| Problem to work on |
Output the full listing below exactly, without the pictures.

'''

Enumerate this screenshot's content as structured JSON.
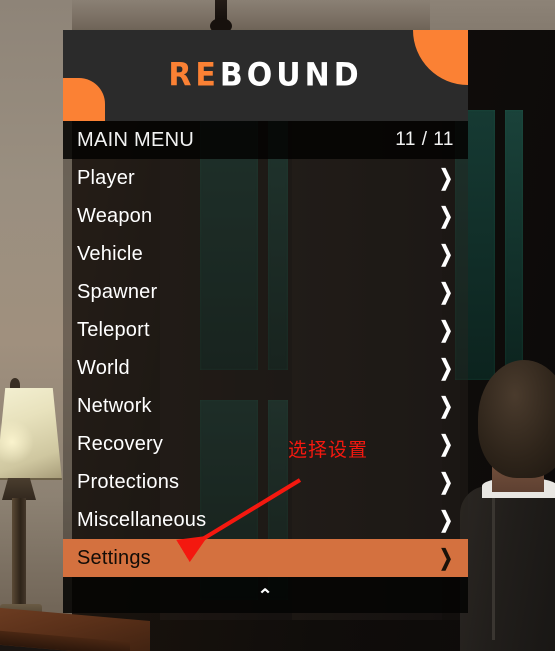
{
  "app": {
    "logo_prefix": "RE",
    "logo_suffix": "BOUND"
  },
  "menu": {
    "title": "MAIN MENU",
    "count": "11 / 11",
    "chevron_right": "❯",
    "footer_chevron_up": "⌃",
    "items": [
      {
        "label": "Player",
        "selected": false
      },
      {
        "label": "Weapon",
        "selected": false
      },
      {
        "label": "Vehicle",
        "selected": false
      },
      {
        "label": "Spawner",
        "selected": false
      },
      {
        "label": "Teleport",
        "selected": false
      },
      {
        "label": "World",
        "selected": false
      },
      {
        "label": "Network",
        "selected": false
      },
      {
        "label": "Recovery",
        "selected": false
      },
      {
        "label": "Protections",
        "selected": false
      },
      {
        "label": "Miscellaneous",
        "selected": false
      },
      {
        "label": "Settings",
        "selected": true
      }
    ]
  },
  "annotation": {
    "text": "选择设置",
    "color": "#f4180f"
  },
  "colors": {
    "accent_orange": "#fb8134",
    "selected_row": "#d4713f",
    "header_bg": "#2b2b2b",
    "title_bar_bg": "#050403",
    "row_text": "#ffffff"
  }
}
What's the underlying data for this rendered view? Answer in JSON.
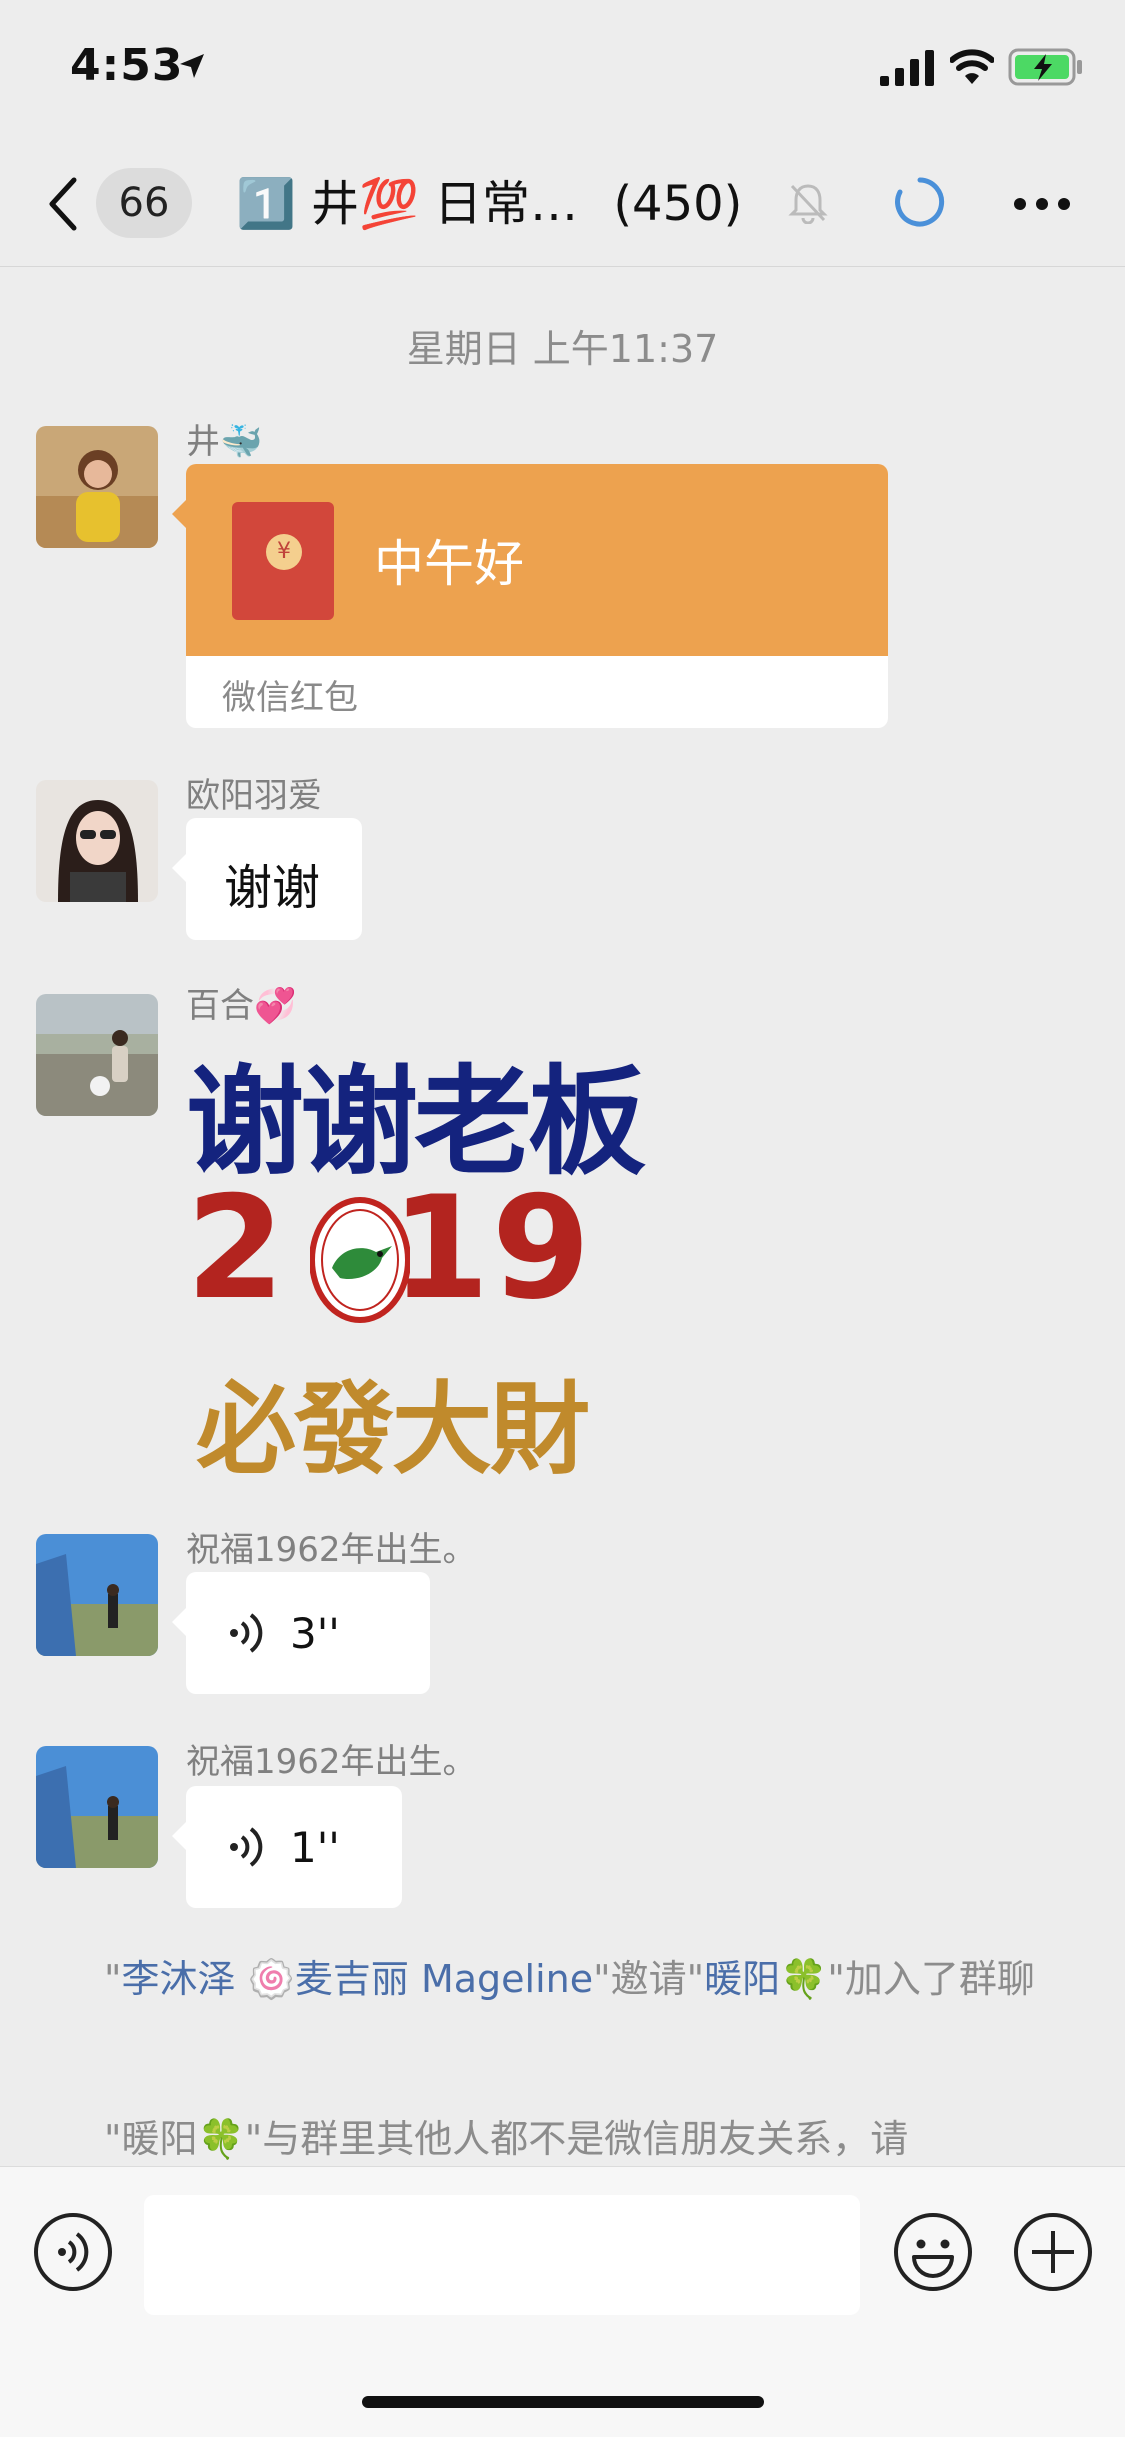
{
  "status_bar": {
    "time": "4:53"
  },
  "nav": {
    "unread_count": "66",
    "title": "1️⃣ 井💯 日常…",
    "member_count": "(450)"
  },
  "chat": {
    "timestamp": "星期日 上午11:37",
    "messages": [
      {
        "sender": "井🐳",
        "red_packet_text": "中午好",
        "red_packet_label": "微信红包"
      },
      {
        "sender": "欧阳羽爱",
        "text": "谢谢"
      },
      {
        "sender": "百合💞",
        "sticker_line1": "谢谢老板",
        "sticker_line2a": "2",
        "sticker_line2b": "19",
        "sticker_line3": "必發大財"
      },
      {
        "sender": "祝福1962年出生。",
        "voice_duration": "3''"
      },
      {
        "sender": "祝福1962年出生。",
        "voice_duration": "1''"
      }
    ],
    "system1": {
      "q1": "\"",
      "inviter": "李沐泽 🍥麦吉丽 Mageline",
      "mid": "\"邀请\"",
      "invitee": "暖阳🍀",
      "tail": "\"加入了群聊"
    },
    "system2": "\"暖阳🍀\"与群里其他人都不是微信朋友关系，请"
  },
  "colors": {
    "background": "#ededed",
    "red_packet": "#eda24f",
    "link": "#4a6ea9",
    "loading": "#4a90d9"
  }
}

'''

| Result of this exercise |
Enumerate this screenshot's content as structured JSON.
{
  "app": {
    "logo_prefix": "RE",
    "logo_suffix": "BOUND"
  },
  "menu": {
    "title": "MAIN MENU",
    "count": "11 / 11",
    "chevron_right": "❯",
    "footer_chevron_up": "⌃",
    "items": [
      {
        "label": "Player",
        "selected": false
      },
      {
        "label": "Weapon",
        "selected": false
      },
      {
        "label": "Vehicle",
        "selected": false
      },
      {
        "label": "Spawner",
        "selected": false
      },
      {
        "label": "Teleport",
        "selected": false
      },
      {
        "label": "World",
        "selected": false
      },
      {
        "label": "Network",
        "selected": false
      },
      {
        "label": "Recovery",
        "selected": false
      },
      {
        "label": "Protections",
        "selected": false
      },
      {
        "label": "Miscellaneous",
        "selected": false
      },
      {
        "label": "Settings",
        "selected": true
      }
    ]
  },
  "annotation": {
    "text": "选择设置",
    "color": "#f4180f"
  },
  "colors": {
    "accent_orange": "#fb8134",
    "selected_row": "#d4713f",
    "header_bg": "#2b2b2b",
    "title_bar_bg": "#050403",
    "row_text": "#ffffff"
  }
}
What's the underlying data for this rendered view? Answer in JSON.
{
  "status_bar": {
    "time": "4:53"
  },
  "nav": {
    "unread_count": "66",
    "title": "1️⃣ 井💯 日常…",
    "member_count": "(450)"
  },
  "chat": {
    "timestamp": "星期日 上午11:37",
    "messages": [
      {
        "sender": "井🐳",
        "red_packet_text": "中午好",
        "red_packet_label": "微信红包"
      },
      {
        "sender": "欧阳羽爱",
        "text": "谢谢"
      },
      {
        "sender": "百合💞",
        "sticker_line1": "谢谢老板",
        "sticker_line2a": "2",
        "sticker_line2b": "19",
        "sticker_line3": "必發大財"
      },
      {
        "sender": "祝福1962年出生。",
        "voice_duration": "3''"
      },
      {
        "sender": "祝福1962年出生。",
        "voice_duration": "1''"
      }
    ],
    "system1": {
      "q1": "\"",
      "inviter": "李沐泽 🍥麦吉丽 Mageline",
      "mid": "\"邀请\"",
      "invitee": "暖阳🍀",
      "tail": "\"加入了群聊"
    },
    "system2": "\"暖阳🍀\"与群里其他人都不是微信朋友关系，请"
  },
  "colors": {
    "background": "#ededed",
    "red_packet": "#eda24f",
    "link": "#4a6ea9",
    "loading": "#4a90d9"
  }
}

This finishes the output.